» The request
Faithfully return all lines, omitting every embedded picture.

— Start of The records —

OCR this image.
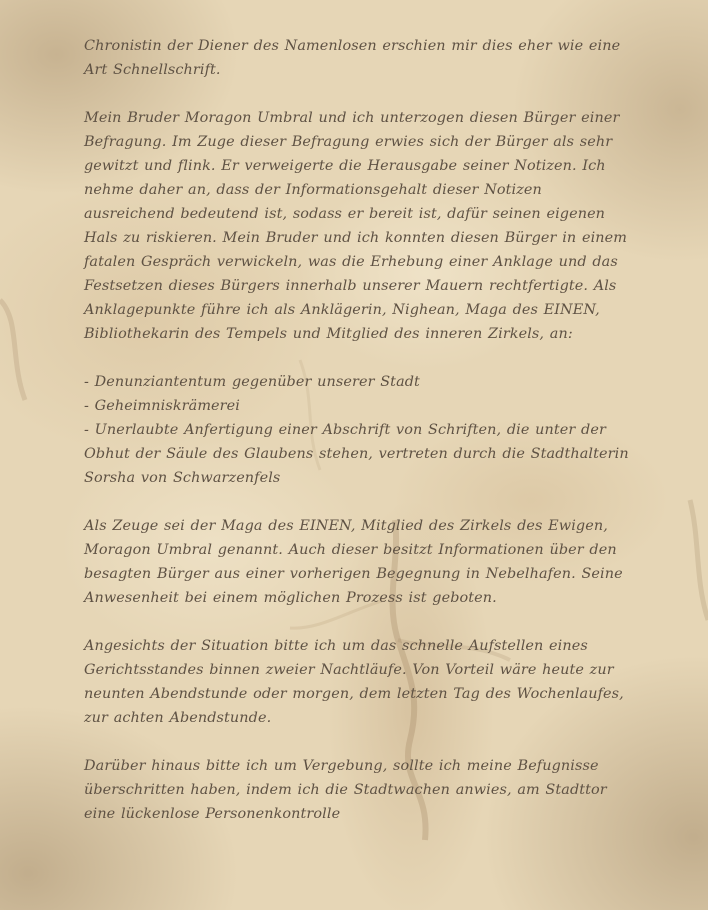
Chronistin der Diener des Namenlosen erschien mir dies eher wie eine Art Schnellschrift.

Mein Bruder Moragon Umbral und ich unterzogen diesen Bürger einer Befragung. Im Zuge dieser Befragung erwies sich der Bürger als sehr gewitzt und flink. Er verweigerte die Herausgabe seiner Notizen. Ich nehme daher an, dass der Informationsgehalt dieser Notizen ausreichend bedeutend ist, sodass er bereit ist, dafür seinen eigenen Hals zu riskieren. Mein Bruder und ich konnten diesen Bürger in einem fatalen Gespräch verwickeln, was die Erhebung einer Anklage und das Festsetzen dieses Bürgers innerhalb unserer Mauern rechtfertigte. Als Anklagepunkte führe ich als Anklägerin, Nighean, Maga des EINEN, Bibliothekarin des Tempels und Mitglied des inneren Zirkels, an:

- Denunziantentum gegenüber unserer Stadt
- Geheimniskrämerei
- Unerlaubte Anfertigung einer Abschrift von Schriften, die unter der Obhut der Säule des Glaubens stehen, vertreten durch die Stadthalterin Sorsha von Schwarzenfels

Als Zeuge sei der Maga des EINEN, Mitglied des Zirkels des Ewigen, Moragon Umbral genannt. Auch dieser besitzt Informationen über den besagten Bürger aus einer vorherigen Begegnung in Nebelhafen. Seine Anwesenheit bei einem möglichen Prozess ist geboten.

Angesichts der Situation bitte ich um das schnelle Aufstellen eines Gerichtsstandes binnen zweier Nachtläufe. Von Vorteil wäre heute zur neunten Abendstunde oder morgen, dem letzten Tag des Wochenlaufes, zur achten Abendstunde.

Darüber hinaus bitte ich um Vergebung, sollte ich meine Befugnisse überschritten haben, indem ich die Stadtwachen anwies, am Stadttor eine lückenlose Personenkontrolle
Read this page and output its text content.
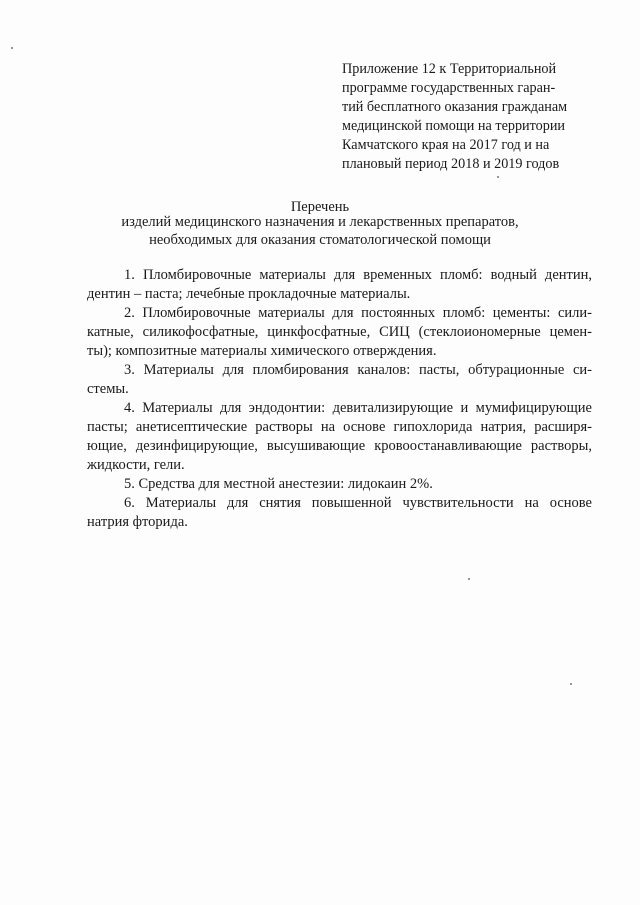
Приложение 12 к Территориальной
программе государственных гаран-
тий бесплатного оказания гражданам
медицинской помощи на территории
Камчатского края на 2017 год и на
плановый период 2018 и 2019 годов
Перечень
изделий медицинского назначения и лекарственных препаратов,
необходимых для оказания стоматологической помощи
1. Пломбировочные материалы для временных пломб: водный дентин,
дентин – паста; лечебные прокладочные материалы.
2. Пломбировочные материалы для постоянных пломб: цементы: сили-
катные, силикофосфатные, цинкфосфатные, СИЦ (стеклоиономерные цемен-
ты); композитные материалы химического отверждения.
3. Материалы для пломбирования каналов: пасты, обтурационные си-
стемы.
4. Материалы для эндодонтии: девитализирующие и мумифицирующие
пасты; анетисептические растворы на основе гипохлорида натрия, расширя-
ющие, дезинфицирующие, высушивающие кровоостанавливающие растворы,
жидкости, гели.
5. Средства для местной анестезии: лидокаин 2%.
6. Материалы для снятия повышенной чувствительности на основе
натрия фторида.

— End of The records —

» Solution to this problem
OCR this image.
Chronistin der Diener des Namenlosen erschien mir dies eher wie eine Art Schnellschrift.

Mein Bruder Moragon Umbral und ich unterzogen diesen Bürger einer Befragung. Im Zuge dieser Befragung erwies sich der Bürger als sehr gewitzt und flink. Er verweigerte die Herausgabe seiner Notizen. Ich nehme daher an, dass der Informationsgehalt dieser Notizen ausreichend bedeutend ist, sodass er bereit ist, dafür seinen eigenen Hals zu riskieren. Mein Bruder und ich konnten diesen Bürger in einem fatalen Gespräch verwickeln, was die Erhebung einer Anklage und das Festsetzen dieses Bürgers innerhalb unserer Mauern rechtfertigte. Als Anklagepunkte führe ich als Anklägerin, Nighean, Maga des EINEN, Bibliothekarin des Tempels und Mitglied des inneren Zirkels, an:

- Denunziantentum gegenüber unserer Stadt
- Geheimniskrämerei
- Unerlaubte Anfertigung einer Abschrift von Schriften, die unter der Obhut der Säule des Glaubens stehen, vertreten durch die Stadthalterin Sorsha von Schwarzenfels

Als Zeuge sei der Maga des EINEN, Mitglied des Zirkels des Ewigen, Moragon Umbral genannt. Auch dieser besitzt Informationen über den besagten Bürger aus einer vorherigen Begegnung in Nebelhafen. Seine Anwesenheit bei einem möglichen Prozess ist geboten.

Angesichts der Situation bitte ich um das schnelle Aufstellen eines Gerichtsstandes binnen zweier Nachtläufe. Von Vorteil wäre heute zur neunten Abendstunde oder morgen, dem letzten Tag des Wochenlaufes, zur achten Abendstunde.

Darüber hinaus bitte ich um Vergebung, sollte ich meine Befugnisse überschritten haben, indem ich die Stadtwachen anwies, am Stadttor eine lückenlose Personenkontrolle
Read this page and output its text content.
Приложение 12 к Территориальной
программе государственных гаран-
тий бесплатного оказания гражданам
медицинской помощи на территории
Камчатского края на 2017 год и на
плановый период 2018 и 2019 годов
Перечень
изделий медицинского назначения и лекарственных препаратов,
необходимых для оказания стоматологической помощи
1. Пломбировочные материалы для временных пломб: водный дентин,
дентин – паста; лечебные прокладочные материалы.
2. Пломбировочные материалы для постоянных пломб: цементы: сили-
катные, силикофосфатные, цинкфосфатные, СИЦ (стеклоиономерные цемен-
ты); композитные материалы химического отверждения.
3. Материалы для пломбирования каналов: пасты, обтурационные си-
стемы.
4. Материалы для эндодонтии: девитализирующие и мумифицирующие
пасты; анетисептические растворы на основе гипохлорида натрия, расширя-
ющие, дезинфицирующие, высушивающие кровоостанавливающие растворы,
жидкости, гели.
5. Средства для местной анестезии: лидокаин 2%.
6. Материалы для снятия повышенной чувствительности на основе
натрия фторида.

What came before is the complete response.